Request – All records below must be retyped exactly.
--------------------
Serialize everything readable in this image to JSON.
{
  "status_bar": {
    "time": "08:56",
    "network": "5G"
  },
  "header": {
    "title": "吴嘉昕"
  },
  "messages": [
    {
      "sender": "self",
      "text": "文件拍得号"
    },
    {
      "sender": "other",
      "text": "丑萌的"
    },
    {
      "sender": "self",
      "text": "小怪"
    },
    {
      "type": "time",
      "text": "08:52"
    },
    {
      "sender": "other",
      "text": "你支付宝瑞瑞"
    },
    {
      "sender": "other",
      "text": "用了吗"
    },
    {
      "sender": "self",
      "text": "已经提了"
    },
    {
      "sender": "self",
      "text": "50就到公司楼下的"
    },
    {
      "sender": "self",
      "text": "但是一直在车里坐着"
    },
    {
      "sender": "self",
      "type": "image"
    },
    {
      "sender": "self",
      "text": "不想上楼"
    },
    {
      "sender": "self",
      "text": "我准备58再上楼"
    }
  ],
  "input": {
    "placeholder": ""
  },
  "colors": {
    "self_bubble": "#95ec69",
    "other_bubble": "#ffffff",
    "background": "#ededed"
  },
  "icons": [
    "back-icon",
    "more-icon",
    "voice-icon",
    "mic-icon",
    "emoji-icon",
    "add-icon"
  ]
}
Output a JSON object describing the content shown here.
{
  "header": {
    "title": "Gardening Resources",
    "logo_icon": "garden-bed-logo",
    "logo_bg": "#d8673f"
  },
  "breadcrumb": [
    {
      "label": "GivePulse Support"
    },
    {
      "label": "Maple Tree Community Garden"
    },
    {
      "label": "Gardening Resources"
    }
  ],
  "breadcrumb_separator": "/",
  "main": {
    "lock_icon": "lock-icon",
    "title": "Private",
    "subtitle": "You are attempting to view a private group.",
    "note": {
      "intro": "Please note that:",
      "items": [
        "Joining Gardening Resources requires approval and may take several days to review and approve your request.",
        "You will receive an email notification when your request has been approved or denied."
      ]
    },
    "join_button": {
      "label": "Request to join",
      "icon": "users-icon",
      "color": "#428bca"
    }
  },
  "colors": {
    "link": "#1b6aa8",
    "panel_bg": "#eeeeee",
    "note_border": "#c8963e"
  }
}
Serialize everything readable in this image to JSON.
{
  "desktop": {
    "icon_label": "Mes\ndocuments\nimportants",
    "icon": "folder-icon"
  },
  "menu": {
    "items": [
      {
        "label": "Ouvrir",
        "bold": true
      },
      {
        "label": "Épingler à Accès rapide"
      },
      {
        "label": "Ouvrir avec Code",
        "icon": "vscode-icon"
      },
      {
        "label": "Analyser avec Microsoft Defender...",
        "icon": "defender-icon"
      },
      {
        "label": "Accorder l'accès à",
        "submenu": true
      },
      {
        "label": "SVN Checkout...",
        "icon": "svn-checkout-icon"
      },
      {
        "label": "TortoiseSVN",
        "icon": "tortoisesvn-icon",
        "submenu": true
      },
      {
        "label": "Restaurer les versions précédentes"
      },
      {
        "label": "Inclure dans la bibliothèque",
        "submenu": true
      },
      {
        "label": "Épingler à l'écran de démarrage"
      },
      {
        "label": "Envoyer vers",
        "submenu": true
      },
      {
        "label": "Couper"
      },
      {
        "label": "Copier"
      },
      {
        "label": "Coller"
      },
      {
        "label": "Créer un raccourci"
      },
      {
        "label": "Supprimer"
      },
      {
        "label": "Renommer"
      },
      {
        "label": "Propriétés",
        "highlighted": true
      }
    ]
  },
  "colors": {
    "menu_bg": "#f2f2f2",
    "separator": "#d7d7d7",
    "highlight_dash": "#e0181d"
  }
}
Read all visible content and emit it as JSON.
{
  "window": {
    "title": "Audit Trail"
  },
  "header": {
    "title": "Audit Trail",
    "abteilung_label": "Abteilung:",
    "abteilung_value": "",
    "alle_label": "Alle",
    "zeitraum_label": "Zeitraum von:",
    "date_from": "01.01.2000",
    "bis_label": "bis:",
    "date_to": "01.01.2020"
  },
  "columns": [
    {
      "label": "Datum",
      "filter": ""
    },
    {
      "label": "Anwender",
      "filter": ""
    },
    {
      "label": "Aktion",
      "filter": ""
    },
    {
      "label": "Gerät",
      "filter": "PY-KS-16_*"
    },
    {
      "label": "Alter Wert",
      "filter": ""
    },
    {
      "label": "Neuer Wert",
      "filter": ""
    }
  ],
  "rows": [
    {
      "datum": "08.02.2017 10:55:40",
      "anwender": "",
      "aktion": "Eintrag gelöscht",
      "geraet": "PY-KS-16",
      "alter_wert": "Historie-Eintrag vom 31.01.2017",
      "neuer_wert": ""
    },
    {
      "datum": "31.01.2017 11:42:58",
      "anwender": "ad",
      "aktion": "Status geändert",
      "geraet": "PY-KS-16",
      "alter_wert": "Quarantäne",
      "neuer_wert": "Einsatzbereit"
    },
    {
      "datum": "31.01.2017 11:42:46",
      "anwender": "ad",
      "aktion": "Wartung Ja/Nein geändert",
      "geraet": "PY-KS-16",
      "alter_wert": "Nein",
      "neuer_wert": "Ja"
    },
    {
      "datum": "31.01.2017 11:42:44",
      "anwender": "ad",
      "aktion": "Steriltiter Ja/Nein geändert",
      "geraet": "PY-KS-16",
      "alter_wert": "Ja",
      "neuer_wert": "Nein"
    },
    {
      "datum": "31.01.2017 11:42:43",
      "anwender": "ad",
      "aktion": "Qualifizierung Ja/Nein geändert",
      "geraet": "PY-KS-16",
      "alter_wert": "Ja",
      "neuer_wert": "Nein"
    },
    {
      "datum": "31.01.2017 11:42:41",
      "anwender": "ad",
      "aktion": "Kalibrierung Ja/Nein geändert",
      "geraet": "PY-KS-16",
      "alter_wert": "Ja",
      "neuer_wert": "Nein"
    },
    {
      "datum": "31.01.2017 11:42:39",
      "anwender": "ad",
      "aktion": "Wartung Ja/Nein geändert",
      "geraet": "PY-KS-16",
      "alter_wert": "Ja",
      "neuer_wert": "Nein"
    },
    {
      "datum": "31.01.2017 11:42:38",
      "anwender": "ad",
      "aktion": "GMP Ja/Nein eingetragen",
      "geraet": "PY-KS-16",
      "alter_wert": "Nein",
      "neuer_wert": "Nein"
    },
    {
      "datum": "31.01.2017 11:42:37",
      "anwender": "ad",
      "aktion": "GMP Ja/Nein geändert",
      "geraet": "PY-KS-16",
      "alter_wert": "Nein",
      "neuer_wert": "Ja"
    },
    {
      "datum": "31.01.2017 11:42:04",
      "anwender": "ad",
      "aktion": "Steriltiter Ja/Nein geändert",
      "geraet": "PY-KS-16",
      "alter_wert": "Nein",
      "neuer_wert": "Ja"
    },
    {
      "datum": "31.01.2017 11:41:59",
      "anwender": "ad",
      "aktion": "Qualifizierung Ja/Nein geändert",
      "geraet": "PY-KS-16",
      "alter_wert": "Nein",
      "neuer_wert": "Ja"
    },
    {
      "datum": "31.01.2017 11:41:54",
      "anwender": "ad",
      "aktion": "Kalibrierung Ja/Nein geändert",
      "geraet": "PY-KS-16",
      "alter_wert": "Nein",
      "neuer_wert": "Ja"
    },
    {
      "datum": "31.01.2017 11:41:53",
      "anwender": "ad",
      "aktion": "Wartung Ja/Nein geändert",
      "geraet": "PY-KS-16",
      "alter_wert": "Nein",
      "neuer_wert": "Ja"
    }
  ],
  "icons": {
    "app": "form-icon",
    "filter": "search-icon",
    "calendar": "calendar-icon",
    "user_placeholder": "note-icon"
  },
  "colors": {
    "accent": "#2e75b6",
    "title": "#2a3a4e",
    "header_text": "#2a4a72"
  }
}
--------------------
Expected output –
Serialize everything readable in this image to JSON.
{
  "status_bar": {
    "time": "08:56",
    "network": "5G"
  },
  "header": {
    "title": "吴嘉昕"
  },
  "messages": [
    {
      "sender": "self",
      "text": "文件拍得号"
    },
    {
      "sender": "other",
      "text": "丑萌的"
    },
    {
      "sender": "self",
      "text": "小怪"
    },
    {
      "type": "time",
      "text": "08:52"
    },
    {
      "sender": "other",
      "text": "你支付宝瑞瑞"
    },
    {
      "sender": "other",
      "text": "用了吗"
    },
    {
      "sender": "self",
      "text": "已经提了"
    },
    {
      "sender": "self",
      "text": "50就到公司楼下的"
    },
    {
      "sender": "self",
      "text": "但是一直在车里坐着"
    },
    {
      "sender": "self",
      "type": "image"
    },
    {
      "sender": "self",
      "text": "不想上楼"
    },
    {
      "sender": "self",
      "text": "我准备58再上楼"
    }
  ],
  "input": {
    "placeholder": ""
  },
  "colors": {
    "self_bubble": "#95ec69",
    "other_bubble": "#ffffff",
    "background": "#ededed"
  },
  "icons": [
    "back-icon",
    "more-icon",
    "voice-icon",
    "mic-icon",
    "emoji-icon",
    "add-icon"
  ]
}
Output a JSON object describing the content shown here.
{
  "header": {
    "title": "Gardening Resources",
    "logo_icon": "garden-bed-logo",
    "logo_bg": "#d8673f"
  },
  "breadcrumb": [
    {
      "label": "GivePulse Support"
    },
    {
      "label": "Maple Tree Community Garden"
    },
    {
      "label": "Gardening Resources"
    }
  ],
  "breadcrumb_separator": "/",
  "main": {
    "lock_icon": "lock-icon",
    "title": "Private",
    "subtitle": "You are attempting to view a private group.",
    "note": {
      "intro": "Please note that:",
      "items": [
        "Joining Gardening Resources requires approval and may take several days to review and approve your request.",
        "You will receive an email notification when your request has been approved or denied."
      ]
    },
    "join_button": {
      "label": "Request to join",
      "icon": "users-icon",
      "color": "#428bca"
    }
  },
  "colors": {
    "link": "#1b6aa8",
    "panel_bg": "#eeeeee",
    "note_border": "#c8963e"
  }
}
Serialize everything readable in this image to JSON.
{
  "desktop": {
    "icon_label": "Mes\ndocuments\nimportants",
    "icon": "folder-icon"
  },
  "menu": {
    "items": [
      {
        "label": "Ouvrir",
        "bold": true
      },
      {
        "label": "Épingler à Accès rapide"
      },
      {
        "label": "Ouvrir avec Code",
        "icon": "vscode-icon"
      },
      {
        "label": "Analyser avec Microsoft Defender...",
        "icon": "defender-icon"
      },
      {
        "label": "Accorder l'accès à",
        "submenu": true
      },
      {
        "label": "SVN Checkout...",
        "icon": "svn-checkout-icon"
      },
      {
        "label": "TortoiseSVN",
        "icon": "tortoisesvn-icon",
        "submenu": true
      },
      {
        "label": "Restaurer les versions précédentes"
      },
      {
        "label": "Inclure dans la bibliothèque",
        "submenu": true
      },
      {
        "label": "Épingler à l'écran de démarrage"
      },
      {
        "label": "Envoyer vers",
        "submenu": true
      },
      {
        "label": "Couper"
      },
      {
        "label": "Copier"
      },
      {
        "label": "Coller"
      },
      {
        "label": "Créer un raccourci"
      },
      {
        "label": "Supprimer"
      },
      {
        "label": "Renommer"
      },
      {
        "label": "Propriétés",
        "highlighted": true
      }
    ]
  },
  "colors": {
    "menu_bg": "#f2f2f2",
    "separator": "#d7d7d7",
    "highlight_dash": "#e0181d"
  }
}
Read all visible content and emit it as JSON.
{
  "window": {
    "title": "Audit Trail"
  },
  "header": {
    "title": "Audit Trail",
    "abteilung_label": "Abteilung:",
    "abteilung_value": "",
    "alle_label": "Alle",
    "zeitraum_label": "Zeitraum von:",
    "date_from": "01.01.2000",
    "bis_label": "bis:",
    "date_to": "01.01.2020"
  },
  "columns": [
    {
      "label": "Datum",
      "filter": ""
    },
    {
      "label": "Anwender",
      "filter": ""
    },
    {
      "label": "Aktion",
      "filter": ""
    },
    {
      "label": "Gerät",
      "filter": "PY-KS-16_*"
    },
    {
      "label": "Alter Wert",
      "filter": ""
    },
    {
      "label": "Neuer Wert",
      "filter": ""
    }
  ],
  "rows": [
    {
      "datum": "08.02.2017 10:55:40",
      "anwender": "",
      "aktion": "Eintrag gelöscht",
      "geraet": "PY-KS-16",
      "alter_wert": "Historie-Eintrag vom 31.01.2017",
      "neuer_wert": ""
    },
    {
      "datum": "31.01.2017 11:42:58",
      "anwender": "ad",
      "aktion": "Status geändert",
      "geraet": "PY-KS-16",
      "alter_wert": "Quarantäne",
      "neuer_wert": "Einsatzbereit"
    },
    {
      "datum": "31.01.2017 11:42:46",
      "anwender": "ad",
      "aktion": "Wartung Ja/Nein geändert",
      "geraet": "PY-KS-16",
      "alter_wert": "Nein",
      "neuer_wert": "Ja"
    },
    {
      "datum": "31.01.2017 11:42:44",
      "anwender": "ad",
      "aktion": "Steriltiter Ja/Nein geändert",
      "geraet": "PY-KS-16",
      "alter_wert": "Ja",
      "neuer_wert": "Nein"
    },
    {
      "datum": "31.01.2017 11:42:43",
      "anwender": "ad",
      "aktion": "Qualifizierung Ja/Nein geändert",
      "geraet": "PY-KS-16",
      "alter_wert": "Ja",
      "neuer_wert": "Nein"
    },
    {
      "datum": "31.01.2017 11:42:41",
      "anwender": "ad",
      "aktion": "Kalibrierung Ja/Nein geändert",
      "geraet": "PY-KS-16",
      "alter_wert": "Ja",
      "neuer_wert": "Nein"
    },
    {
      "datum": "31.01.2017 11:42:39",
      "anwender": "ad",
      "aktion": "Wartung Ja/Nein geändert",
      "geraet": "PY-KS-16",
      "alter_wert": "Ja",
      "neuer_wert": "Nein"
    },
    {
      "datum": "31.01.2017 11:42:38",
      "anwender": "ad",
      "aktion": "GMP Ja/Nein eingetragen",
      "geraet": "PY-KS-16",
      "alter_wert": "Nein",
      "neuer_wert": "Nein"
    },
    {
      "datum": "31.01.2017 11:42:37",
      "anwender": "ad",
      "aktion": "GMP Ja/Nein geändert",
      "geraet": "PY-KS-16",
      "alter_wert": "Nein",
      "neuer_wert": "Ja"
    },
    {
      "datum": "31.01.2017 11:42:04",
      "anwender": "ad",
      "aktion": "Steriltiter Ja/Nein geändert",
      "geraet": "PY-KS-16",
      "alter_wert": "Nein",
      "neuer_wert": "Ja"
    },
    {
      "datum": "31.01.2017 11:41:59",
      "anwender": "ad",
      "aktion": "Qualifizierung Ja/Nein geändert",
      "geraet": "PY-KS-16",
      "alter_wert": "Nein",
      "neuer_wert": "Ja"
    },
    {
      "datum": "31.01.2017 11:41:54",
      "anwender": "ad",
      "aktion": "Kalibrierung Ja/Nein geändert",
      "geraet": "PY-KS-16",
      "alter_wert": "Nein",
      "neuer_wert": "Ja"
    },
    {
      "datum": "31.01.2017 11:41:53",
      "anwender": "ad",
      "aktion": "Wartung Ja/Nein geändert",
      "geraet": "PY-KS-16",
      "alter_wert": "Nein",
      "neuer_wert": "Ja"
    }
  ],
  "icons": {
    "app": "form-icon",
    "filter": "search-icon",
    "calendar": "calendar-icon",
    "user_placeholder": "note-icon"
  },
  "colors": {
    "accent": "#2e75b6",
    "title": "#2a3a4e",
    "header_text": "#2a4a72"
  }
}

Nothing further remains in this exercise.